* [Problem requirements]:
Collect the lines of the entries where "mysql" shows up.

[start Records for processing]

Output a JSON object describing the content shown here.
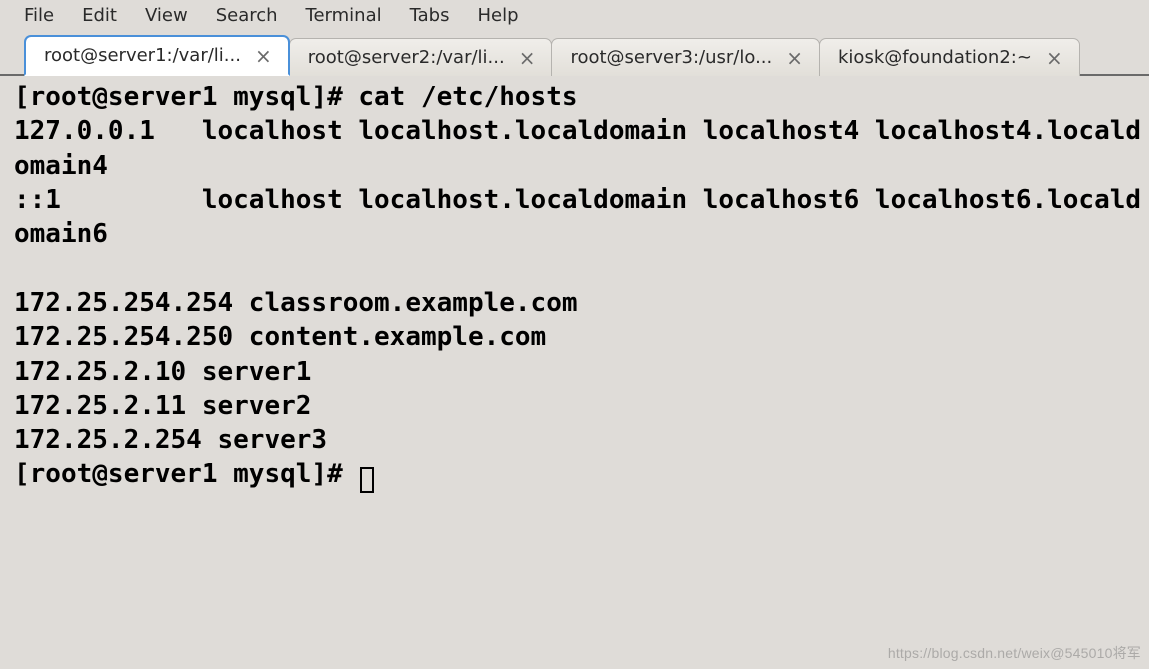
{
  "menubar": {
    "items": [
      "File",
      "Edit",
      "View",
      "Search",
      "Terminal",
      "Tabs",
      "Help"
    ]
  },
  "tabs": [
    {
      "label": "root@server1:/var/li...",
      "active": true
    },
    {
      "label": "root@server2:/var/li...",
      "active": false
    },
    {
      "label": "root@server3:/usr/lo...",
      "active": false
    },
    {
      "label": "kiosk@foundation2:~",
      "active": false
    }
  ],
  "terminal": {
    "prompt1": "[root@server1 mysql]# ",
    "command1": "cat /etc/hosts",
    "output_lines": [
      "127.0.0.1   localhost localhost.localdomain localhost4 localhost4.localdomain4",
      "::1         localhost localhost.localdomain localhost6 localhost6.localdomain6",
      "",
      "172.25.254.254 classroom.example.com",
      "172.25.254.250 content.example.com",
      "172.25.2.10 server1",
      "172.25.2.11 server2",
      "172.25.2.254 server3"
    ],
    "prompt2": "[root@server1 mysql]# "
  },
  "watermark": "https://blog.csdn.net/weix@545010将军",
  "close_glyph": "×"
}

[end Records for processing]
[start Records for processing]

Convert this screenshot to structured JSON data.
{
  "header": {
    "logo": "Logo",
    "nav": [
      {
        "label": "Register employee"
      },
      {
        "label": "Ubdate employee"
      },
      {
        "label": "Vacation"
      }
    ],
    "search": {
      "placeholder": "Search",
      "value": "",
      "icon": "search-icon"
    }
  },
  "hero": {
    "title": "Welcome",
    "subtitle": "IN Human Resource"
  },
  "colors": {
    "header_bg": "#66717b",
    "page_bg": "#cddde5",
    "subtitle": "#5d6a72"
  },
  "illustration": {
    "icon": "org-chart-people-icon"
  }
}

[end Records for processing]

* [Answer for this exercise]:
    "prompt1": "[root@server1 mysql]# ",
    "prompt2": "[root@server1 mysql]# "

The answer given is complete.